TASK DETAILS → Copy every line that contains the string "zoom" from the entries below.

— begin INPUT MATERIAL —

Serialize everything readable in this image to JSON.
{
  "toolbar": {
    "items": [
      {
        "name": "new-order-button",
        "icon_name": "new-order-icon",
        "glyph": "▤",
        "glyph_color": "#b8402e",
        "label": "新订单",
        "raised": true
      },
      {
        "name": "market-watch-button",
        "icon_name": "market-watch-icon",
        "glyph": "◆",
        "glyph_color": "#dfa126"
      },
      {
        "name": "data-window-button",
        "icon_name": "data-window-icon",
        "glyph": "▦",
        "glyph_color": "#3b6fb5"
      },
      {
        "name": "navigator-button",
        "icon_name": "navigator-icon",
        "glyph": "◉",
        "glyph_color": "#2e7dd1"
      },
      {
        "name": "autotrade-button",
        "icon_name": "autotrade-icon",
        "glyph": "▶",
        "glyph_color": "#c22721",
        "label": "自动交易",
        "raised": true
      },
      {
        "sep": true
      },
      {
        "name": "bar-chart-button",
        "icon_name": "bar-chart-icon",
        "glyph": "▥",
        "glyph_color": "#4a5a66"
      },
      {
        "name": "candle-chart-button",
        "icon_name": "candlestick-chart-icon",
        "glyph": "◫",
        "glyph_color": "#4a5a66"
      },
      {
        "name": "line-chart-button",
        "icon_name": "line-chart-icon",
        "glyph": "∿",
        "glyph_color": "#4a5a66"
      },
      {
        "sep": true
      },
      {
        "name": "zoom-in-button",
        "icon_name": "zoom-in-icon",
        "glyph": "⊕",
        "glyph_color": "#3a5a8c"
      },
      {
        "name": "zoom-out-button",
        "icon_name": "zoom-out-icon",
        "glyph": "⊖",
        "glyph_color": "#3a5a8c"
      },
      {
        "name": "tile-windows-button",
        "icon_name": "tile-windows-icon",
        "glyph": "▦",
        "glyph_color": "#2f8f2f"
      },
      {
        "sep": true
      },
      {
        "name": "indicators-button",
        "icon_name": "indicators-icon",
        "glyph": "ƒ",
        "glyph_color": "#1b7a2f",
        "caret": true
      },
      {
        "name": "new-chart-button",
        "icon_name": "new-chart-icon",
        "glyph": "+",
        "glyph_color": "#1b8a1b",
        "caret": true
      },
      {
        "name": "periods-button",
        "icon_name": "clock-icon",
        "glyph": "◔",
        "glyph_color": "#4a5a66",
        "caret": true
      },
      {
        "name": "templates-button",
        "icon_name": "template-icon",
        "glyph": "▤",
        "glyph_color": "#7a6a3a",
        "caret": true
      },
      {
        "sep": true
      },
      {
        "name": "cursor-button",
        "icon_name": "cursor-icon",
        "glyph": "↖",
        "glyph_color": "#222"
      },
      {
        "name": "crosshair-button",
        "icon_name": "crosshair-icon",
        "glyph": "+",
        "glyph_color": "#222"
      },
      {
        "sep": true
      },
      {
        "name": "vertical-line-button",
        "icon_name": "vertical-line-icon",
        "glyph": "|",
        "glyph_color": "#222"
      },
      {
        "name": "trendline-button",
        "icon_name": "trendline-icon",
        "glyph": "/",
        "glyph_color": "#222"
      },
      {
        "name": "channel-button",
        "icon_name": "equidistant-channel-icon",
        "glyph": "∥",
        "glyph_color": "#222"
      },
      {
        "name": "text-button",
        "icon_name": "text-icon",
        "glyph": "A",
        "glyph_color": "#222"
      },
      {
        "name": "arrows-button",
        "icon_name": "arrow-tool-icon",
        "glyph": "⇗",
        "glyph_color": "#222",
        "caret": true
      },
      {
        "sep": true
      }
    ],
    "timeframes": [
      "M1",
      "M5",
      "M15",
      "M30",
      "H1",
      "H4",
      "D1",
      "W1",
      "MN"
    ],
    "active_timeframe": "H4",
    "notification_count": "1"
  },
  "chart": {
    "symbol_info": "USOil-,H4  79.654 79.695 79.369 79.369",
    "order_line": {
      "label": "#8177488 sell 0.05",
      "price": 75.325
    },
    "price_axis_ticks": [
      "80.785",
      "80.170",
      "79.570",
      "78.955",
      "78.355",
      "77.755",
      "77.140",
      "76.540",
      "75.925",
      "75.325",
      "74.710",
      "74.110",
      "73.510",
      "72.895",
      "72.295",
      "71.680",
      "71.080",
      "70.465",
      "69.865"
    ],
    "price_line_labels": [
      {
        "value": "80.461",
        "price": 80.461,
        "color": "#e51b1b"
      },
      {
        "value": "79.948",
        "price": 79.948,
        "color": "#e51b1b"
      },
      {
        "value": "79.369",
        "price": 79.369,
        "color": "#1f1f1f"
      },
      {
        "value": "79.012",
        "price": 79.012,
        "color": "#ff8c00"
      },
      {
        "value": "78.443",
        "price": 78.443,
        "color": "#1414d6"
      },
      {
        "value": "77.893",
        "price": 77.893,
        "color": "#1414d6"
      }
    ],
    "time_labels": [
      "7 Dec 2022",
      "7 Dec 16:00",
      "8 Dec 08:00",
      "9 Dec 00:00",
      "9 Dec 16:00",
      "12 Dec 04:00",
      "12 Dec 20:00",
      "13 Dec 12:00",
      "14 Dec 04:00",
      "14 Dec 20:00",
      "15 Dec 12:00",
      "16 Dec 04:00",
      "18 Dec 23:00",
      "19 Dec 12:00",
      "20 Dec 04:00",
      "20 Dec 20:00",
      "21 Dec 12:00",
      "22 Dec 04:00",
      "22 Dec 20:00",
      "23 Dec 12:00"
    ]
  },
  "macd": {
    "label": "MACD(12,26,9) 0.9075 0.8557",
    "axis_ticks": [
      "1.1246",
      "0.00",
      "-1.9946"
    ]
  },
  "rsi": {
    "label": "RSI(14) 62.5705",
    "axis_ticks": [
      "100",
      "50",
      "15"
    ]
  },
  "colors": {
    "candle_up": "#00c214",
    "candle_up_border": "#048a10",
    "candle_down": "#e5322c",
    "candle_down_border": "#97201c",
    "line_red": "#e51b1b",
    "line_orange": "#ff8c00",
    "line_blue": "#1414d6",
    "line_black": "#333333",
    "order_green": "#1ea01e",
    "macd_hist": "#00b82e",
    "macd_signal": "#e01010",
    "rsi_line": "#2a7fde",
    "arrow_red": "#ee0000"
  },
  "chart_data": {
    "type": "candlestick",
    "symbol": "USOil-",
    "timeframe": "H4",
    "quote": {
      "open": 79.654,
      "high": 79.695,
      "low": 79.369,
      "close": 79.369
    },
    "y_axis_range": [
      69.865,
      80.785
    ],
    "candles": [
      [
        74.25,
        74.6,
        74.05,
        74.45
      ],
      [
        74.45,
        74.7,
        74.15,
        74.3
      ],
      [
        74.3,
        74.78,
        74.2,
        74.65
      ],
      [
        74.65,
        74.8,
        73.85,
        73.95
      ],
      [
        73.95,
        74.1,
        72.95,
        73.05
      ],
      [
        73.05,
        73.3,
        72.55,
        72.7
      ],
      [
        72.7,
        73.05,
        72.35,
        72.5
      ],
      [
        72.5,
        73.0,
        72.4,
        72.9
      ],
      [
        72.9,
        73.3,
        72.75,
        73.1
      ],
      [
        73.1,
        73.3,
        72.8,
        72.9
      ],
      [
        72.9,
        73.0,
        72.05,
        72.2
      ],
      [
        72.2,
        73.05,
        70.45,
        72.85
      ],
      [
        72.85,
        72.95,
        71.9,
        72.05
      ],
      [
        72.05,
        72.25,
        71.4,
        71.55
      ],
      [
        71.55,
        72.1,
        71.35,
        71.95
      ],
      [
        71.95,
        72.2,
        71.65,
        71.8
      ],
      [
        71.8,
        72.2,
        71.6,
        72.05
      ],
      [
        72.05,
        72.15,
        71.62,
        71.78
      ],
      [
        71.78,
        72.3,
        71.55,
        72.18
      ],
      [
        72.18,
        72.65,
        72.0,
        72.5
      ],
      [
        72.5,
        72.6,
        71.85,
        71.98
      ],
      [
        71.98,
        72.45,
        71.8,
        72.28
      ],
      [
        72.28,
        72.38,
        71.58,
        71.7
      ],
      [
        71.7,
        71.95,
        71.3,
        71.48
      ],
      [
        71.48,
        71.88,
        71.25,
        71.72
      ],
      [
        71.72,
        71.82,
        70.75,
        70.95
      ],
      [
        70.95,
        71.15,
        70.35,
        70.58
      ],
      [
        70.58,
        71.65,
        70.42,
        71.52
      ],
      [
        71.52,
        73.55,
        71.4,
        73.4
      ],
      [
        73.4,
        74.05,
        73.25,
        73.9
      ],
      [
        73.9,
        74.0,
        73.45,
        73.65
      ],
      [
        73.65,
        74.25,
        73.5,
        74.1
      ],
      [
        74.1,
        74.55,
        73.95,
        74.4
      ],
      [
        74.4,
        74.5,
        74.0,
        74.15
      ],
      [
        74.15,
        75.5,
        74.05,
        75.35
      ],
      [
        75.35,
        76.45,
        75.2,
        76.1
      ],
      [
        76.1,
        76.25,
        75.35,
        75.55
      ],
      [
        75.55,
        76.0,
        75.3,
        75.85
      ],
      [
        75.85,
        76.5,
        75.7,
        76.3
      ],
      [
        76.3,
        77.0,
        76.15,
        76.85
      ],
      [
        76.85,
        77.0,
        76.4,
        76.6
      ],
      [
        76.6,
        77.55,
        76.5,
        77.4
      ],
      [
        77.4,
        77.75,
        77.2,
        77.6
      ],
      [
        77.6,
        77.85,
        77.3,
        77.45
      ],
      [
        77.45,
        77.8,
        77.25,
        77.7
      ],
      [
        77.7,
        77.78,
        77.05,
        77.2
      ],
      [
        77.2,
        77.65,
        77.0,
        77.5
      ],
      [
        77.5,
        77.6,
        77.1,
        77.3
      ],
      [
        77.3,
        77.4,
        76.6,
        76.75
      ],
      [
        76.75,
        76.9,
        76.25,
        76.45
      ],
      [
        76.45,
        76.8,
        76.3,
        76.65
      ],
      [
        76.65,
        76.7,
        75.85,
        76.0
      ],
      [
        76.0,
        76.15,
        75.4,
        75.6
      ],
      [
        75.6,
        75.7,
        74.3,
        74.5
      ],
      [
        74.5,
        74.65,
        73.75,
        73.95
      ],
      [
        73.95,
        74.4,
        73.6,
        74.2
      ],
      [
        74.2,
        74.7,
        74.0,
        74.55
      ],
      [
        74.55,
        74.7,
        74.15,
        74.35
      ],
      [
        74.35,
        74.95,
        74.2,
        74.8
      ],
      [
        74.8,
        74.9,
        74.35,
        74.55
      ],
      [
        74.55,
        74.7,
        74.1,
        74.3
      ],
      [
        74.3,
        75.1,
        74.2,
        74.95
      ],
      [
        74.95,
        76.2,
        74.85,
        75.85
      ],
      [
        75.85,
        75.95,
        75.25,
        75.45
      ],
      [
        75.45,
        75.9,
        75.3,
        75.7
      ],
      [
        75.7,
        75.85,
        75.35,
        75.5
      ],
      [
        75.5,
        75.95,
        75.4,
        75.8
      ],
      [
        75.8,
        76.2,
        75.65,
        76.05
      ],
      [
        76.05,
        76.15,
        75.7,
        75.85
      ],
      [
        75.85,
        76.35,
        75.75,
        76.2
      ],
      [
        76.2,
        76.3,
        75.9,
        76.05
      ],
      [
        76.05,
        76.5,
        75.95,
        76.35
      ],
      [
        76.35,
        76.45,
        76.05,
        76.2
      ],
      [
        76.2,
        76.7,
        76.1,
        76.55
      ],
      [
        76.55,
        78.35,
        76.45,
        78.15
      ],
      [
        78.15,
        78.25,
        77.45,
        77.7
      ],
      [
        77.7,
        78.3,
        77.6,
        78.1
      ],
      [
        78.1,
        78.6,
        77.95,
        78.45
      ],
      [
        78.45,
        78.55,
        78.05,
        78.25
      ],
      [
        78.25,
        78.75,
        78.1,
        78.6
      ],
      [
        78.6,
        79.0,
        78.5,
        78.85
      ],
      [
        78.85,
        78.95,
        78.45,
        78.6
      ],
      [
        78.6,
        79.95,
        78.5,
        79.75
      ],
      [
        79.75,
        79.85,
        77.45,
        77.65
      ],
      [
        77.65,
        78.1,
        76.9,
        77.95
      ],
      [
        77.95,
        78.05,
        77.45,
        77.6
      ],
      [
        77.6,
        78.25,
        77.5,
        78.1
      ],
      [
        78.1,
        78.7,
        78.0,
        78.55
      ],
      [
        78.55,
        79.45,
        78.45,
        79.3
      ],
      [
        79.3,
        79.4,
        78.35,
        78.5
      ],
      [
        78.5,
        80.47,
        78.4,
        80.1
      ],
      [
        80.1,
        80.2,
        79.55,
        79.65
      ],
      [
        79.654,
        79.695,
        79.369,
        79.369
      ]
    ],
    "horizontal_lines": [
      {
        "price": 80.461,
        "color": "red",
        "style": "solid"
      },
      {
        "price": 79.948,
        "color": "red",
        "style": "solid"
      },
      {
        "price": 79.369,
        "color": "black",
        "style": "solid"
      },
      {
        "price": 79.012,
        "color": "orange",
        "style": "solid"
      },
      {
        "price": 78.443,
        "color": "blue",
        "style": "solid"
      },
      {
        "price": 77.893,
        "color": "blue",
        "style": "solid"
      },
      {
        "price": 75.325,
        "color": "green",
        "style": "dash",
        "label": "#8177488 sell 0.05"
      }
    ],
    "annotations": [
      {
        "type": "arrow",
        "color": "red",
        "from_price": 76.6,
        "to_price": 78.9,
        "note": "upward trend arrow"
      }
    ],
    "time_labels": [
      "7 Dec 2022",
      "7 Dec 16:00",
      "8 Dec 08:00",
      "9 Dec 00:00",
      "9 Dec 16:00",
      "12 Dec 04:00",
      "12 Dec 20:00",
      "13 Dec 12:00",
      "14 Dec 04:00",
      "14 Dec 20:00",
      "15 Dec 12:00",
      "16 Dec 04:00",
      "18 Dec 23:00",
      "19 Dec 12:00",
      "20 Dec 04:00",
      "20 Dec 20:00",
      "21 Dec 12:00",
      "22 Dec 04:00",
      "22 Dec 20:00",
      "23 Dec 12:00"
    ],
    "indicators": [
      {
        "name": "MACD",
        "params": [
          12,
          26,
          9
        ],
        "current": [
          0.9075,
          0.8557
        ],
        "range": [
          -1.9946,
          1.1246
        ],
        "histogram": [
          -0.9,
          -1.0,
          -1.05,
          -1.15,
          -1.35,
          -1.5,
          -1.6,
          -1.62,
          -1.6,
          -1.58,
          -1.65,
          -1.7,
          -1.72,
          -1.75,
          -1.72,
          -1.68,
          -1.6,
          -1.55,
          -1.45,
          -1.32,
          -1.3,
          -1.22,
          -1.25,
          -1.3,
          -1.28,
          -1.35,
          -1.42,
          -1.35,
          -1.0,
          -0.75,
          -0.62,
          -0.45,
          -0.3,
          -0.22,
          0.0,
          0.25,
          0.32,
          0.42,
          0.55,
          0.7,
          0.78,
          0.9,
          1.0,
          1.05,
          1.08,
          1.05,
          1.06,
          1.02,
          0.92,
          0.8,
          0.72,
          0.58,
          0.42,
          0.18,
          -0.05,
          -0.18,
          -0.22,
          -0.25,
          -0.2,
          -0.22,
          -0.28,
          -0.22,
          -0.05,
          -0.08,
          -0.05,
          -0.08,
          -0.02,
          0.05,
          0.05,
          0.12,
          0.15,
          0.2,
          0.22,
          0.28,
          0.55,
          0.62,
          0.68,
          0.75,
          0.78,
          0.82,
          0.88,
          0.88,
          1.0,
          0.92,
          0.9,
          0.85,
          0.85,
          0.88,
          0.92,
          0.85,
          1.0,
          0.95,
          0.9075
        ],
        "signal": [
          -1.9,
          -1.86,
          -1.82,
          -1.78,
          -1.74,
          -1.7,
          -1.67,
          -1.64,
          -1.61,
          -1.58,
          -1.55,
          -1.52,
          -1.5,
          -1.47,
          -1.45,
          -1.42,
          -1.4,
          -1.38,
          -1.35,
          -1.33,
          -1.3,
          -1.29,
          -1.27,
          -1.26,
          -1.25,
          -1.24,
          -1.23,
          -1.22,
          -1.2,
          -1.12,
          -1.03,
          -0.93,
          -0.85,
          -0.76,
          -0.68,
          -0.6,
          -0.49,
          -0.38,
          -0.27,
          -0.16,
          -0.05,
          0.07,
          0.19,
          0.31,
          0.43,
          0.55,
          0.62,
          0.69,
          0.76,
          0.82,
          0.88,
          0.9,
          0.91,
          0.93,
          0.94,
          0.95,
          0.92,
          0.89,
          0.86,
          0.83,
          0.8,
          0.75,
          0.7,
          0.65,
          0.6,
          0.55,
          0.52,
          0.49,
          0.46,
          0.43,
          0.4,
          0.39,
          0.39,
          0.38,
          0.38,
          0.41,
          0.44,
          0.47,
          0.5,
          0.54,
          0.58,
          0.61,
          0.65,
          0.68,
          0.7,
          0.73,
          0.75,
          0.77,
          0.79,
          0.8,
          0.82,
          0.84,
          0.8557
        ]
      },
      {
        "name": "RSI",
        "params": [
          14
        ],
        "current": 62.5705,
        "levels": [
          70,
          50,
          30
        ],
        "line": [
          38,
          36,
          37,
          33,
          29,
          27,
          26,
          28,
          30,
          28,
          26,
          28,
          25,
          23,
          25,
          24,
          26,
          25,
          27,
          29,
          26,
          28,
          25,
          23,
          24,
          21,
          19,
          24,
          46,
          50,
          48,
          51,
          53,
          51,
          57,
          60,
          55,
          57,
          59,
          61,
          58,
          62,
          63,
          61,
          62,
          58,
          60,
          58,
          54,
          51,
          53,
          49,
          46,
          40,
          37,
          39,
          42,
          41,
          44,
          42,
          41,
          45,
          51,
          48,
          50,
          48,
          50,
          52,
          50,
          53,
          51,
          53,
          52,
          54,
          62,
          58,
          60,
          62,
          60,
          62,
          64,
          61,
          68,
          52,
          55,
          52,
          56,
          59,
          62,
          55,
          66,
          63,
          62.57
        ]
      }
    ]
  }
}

— end INPUT MATERIAL —

TASK SOLUTION →
        "name": "zoom-in-button",
        "icon_name": "zoom-in-icon",
        "name": "zoom-out-button",
        "icon_name": "zoom-out-icon",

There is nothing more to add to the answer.